**** DATA FOR THIS TASK

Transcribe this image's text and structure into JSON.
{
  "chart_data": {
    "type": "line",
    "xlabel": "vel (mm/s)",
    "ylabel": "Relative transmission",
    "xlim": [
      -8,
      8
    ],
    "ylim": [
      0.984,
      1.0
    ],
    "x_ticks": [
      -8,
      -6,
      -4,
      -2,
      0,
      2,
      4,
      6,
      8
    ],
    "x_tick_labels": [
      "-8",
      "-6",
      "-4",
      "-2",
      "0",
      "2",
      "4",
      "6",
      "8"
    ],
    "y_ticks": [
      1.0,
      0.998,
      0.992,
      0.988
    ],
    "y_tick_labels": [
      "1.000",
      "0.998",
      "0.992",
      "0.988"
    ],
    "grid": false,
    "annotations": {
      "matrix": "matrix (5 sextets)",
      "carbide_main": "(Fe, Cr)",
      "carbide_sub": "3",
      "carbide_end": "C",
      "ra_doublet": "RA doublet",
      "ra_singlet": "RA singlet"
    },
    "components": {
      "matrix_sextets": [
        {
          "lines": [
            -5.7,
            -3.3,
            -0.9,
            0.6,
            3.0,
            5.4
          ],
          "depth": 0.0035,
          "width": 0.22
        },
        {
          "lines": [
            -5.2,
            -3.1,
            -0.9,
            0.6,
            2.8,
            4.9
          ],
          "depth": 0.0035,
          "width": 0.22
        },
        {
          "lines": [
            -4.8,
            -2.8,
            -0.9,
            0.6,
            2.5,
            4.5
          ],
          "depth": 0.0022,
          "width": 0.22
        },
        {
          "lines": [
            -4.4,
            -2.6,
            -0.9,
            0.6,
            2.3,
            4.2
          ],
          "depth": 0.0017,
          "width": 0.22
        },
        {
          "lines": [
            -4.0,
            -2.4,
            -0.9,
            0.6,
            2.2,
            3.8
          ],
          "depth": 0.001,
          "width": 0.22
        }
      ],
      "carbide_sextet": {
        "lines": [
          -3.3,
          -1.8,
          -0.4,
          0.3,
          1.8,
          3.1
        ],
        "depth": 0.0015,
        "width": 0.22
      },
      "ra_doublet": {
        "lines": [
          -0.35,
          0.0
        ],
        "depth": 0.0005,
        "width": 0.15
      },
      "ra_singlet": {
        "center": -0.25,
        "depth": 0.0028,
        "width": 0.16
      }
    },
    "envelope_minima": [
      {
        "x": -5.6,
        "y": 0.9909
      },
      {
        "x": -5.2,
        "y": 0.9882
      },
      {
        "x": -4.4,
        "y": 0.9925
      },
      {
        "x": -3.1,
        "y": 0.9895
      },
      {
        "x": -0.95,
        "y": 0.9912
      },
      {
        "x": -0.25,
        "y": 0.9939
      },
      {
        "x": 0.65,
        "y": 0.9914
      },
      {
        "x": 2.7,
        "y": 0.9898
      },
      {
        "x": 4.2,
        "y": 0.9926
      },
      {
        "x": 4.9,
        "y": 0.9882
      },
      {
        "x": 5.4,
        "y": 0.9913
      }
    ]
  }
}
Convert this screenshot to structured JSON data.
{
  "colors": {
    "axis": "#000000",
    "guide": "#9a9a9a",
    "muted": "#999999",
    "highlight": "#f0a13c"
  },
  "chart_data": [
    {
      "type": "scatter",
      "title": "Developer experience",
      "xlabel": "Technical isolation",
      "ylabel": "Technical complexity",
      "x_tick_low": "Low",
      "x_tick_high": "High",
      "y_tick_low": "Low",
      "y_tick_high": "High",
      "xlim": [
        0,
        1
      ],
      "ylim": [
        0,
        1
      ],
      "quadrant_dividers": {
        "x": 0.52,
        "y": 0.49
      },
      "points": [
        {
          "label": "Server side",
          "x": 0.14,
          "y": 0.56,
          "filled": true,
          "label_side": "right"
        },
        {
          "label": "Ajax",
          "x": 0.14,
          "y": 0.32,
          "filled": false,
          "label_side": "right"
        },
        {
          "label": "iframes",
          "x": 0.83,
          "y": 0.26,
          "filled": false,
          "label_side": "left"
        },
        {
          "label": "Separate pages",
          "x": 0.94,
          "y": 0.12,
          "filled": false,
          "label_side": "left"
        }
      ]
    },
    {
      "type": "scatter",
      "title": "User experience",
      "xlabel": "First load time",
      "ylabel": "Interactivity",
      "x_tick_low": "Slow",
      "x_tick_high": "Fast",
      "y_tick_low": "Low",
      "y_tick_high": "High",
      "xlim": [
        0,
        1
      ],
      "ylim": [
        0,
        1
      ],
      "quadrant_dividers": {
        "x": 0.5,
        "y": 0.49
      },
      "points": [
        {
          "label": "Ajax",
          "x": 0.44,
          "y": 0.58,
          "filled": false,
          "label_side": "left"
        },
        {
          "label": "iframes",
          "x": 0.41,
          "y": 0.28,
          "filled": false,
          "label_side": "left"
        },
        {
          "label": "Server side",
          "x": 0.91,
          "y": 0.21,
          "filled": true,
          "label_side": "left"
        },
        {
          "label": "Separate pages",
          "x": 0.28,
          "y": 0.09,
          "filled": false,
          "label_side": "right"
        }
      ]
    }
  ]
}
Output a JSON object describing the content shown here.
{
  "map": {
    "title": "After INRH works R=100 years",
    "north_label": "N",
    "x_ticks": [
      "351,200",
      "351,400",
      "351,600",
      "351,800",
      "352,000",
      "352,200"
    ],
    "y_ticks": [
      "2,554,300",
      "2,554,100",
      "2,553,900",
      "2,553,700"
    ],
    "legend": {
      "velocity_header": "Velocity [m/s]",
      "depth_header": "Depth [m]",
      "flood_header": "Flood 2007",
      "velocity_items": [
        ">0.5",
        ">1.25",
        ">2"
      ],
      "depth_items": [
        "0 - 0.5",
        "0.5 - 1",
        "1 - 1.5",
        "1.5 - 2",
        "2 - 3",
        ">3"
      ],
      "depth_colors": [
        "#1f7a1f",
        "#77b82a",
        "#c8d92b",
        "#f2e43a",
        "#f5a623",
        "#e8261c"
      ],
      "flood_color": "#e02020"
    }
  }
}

********

> _SHORT EXERCISE_: Write the material out again word for word.

> _OUTPUT FOR THIS EXERCISE_:
Transcribe this image's text and structure into JSON.
{
  "chart_data": {
    "type": "line",
    "xlabel": "vel (mm/s)",
    "ylabel": "Relative transmission",
    "xlim": [
      -8,
      8
    ],
    "ylim": [
      0.984,
      1.0
    ],
    "x_ticks": [
      -8,
      -6,
      -4,
      -2,
      0,
      2,
      4,
      6,
      8
    ],
    "x_tick_labels": [
      "-8",
      "-6",
      "-4",
      "-2",
      "0",
      "2",
      "4",
      "6",
      "8"
    ],
    "y_ticks": [
      1.0,
      0.998,
      0.992,
      0.988
    ],
    "y_tick_labels": [
      "1.000",
      "0.998",
      "0.992",
      "0.988"
    ],
    "grid": false,
    "annotations": {
      "matrix": "matrix (5 sextets)",
      "carbide_main": "(Fe, Cr)",
      "carbide_sub": "3",
      "carbide_end": "C",
      "ra_doublet": "RA doublet",
      "ra_singlet": "RA singlet"
    },
    "components": {
      "matrix_sextets": [
        {
          "lines": [
            -5.7,
            -3.3,
            -0.9,
            0.6,
            3.0,
            5.4
          ],
          "depth": 0.0035,
          "width": 0.22
        },
        {
          "lines": [
            -5.2,
            -3.1,
            -0.9,
            0.6,
            2.8,
            4.9
          ],
          "depth": 0.0035,
          "width": 0.22
        },
        {
          "lines": [
            -4.8,
            -2.8,
            -0.9,
            0.6,
            2.5,
            4.5
          ],
          "depth": 0.0022,
          "width": 0.22
        },
        {
          "lines": [
            -4.4,
            -2.6,
            -0.9,
            0.6,
            2.3,
            4.2
          ],
          "depth": 0.0017,
          "width": 0.22
        },
        {
          "lines": [
            -4.0,
            -2.4,
            -0.9,
            0.6,
            2.2,
            3.8
          ],
          "depth": 0.001,
          "width": 0.22
        }
      ],
      "carbide_sextet": {
        "lines": [
          -3.3,
          -1.8,
          -0.4,
          0.3,
          1.8,
          3.1
        ],
        "depth": 0.0015,
        "width": 0.22
      },
      "ra_doublet": {
        "lines": [
          -0.35,
          0.0
        ],
        "depth": 0.0005,
        "width": 0.15
      },
      "ra_singlet": {
        "center": -0.25,
        "depth": 0.0028,
        "width": 0.16
      }
    },
    "envelope_minima": [
      {
        "x": -5.6,
        "y": 0.9909
      },
      {
        "x": -5.2,
        "y": 0.9882
      },
      {
        "x": -4.4,
        "y": 0.9925
      },
      {
        "x": -3.1,
        "y": 0.9895
      },
      {
        "x": -0.95,
        "y": 0.9912
      },
      {
        "x": -0.25,
        "y": 0.9939
      },
      {
        "x": 0.65,
        "y": 0.9914
      },
      {
        "x": 2.7,
        "y": 0.9898
      },
      {
        "x": 4.2,
        "y": 0.9926
      },
      {
        "x": 4.9,
        "y": 0.9882
      },
      {
        "x": 5.4,
        "y": 0.9913
      }
    ]
  }
}
Convert this screenshot to structured JSON data.
{
  "colors": {
    "axis": "#000000",
    "guide": "#9a9a9a",
    "muted": "#999999",
    "highlight": "#f0a13c"
  },
  "chart_data": [
    {
      "type": "scatter",
      "title": "Developer experience",
      "xlabel": "Technical isolation",
      "ylabel": "Technical complexity",
      "x_tick_low": "Low",
      "x_tick_high": "High",
      "y_tick_low": "Low",
      "y_tick_high": "High",
      "xlim": [
        0,
        1
      ],
      "ylim": [
        0,
        1
      ],
      "quadrant_dividers": {
        "x": 0.52,
        "y": 0.49
      },
      "points": [
        {
          "label": "Server side",
          "x": 0.14,
          "y": 0.56,
          "filled": true,
          "label_side": "right"
        },
        {
          "label": "Ajax",
          "x": 0.14,
          "y": 0.32,
          "filled": false,
          "label_side": "right"
        },
        {
          "label": "iframes",
          "x": 0.83,
          "y": 0.26,
          "filled": false,
          "label_side": "left"
        },
        {
          "label": "Separate pages",
          "x": 0.94,
          "y": 0.12,
          "filled": false,
          "label_side": "left"
        }
      ]
    },
    {
      "type": "scatter",
      "title": "User experience",
      "xlabel": "First load time",
      "ylabel": "Interactivity",
      "x_tick_low": "Slow",
      "x_tick_high": "Fast",
      "y_tick_low": "Low",
      "y_tick_high": "High",
      "xlim": [
        0,
        1
      ],
      "ylim": [
        0,
        1
      ],
      "quadrant_dividers": {
        "x": 0.5,
        "y": 0.49
      },
      "points": [
        {
          "label": "Ajax",
          "x": 0.44,
          "y": 0.58,
          "filled": false,
          "label_side": "left"
        },
        {
          "label": "iframes",
          "x": 0.41,
          "y": 0.28,
          "filled": false,
          "label_side": "left"
        },
        {
          "label": "Server side",
          "x": 0.91,
          "y": 0.21,
          "filled": true,
          "label_side": "left"
        },
        {
          "label": "Separate pages",
          "x": 0.28,
          "y": 0.09,
          "filled": false,
          "label_side": "right"
        }
      ]
    }
  ]
}
Output a JSON object describing the content shown here.
{
  "map": {
    "title": "After INRH works R=100 years",
    "north_label": "N",
    "x_ticks": [
      "351,200",
      "351,400",
      "351,600",
      "351,800",
      "352,000",
      "352,200"
    ],
    "y_ticks": [
      "2,554,300",
      "2,554,100",
      "2,553,900",
      "2,553,700"
    ],
    "legend": {
      "velocity_header": "Velocity [m/s]",
      "depth_header": "Depth [m]",
      "flood_header": "Flood 2007",
      "velocity_items": [
        ">0.5",
        ">1.25",
        ">2"
      ],
      "depth_items": [
        "0 - 0.5",
        "0.5 - 1",
        "1 - 1.5",
        "1.5 - 2",
        "2 - 3",
        ">3"
      ],
      "depth_colors": [
        "#1f7a1f",
        "#77b82a",
        "#c8d92b",
        "#f2e43a",
        "#f5a623",
        "#e8261c"
      ],
      "flood_color": "#e02020"
    }
  }
}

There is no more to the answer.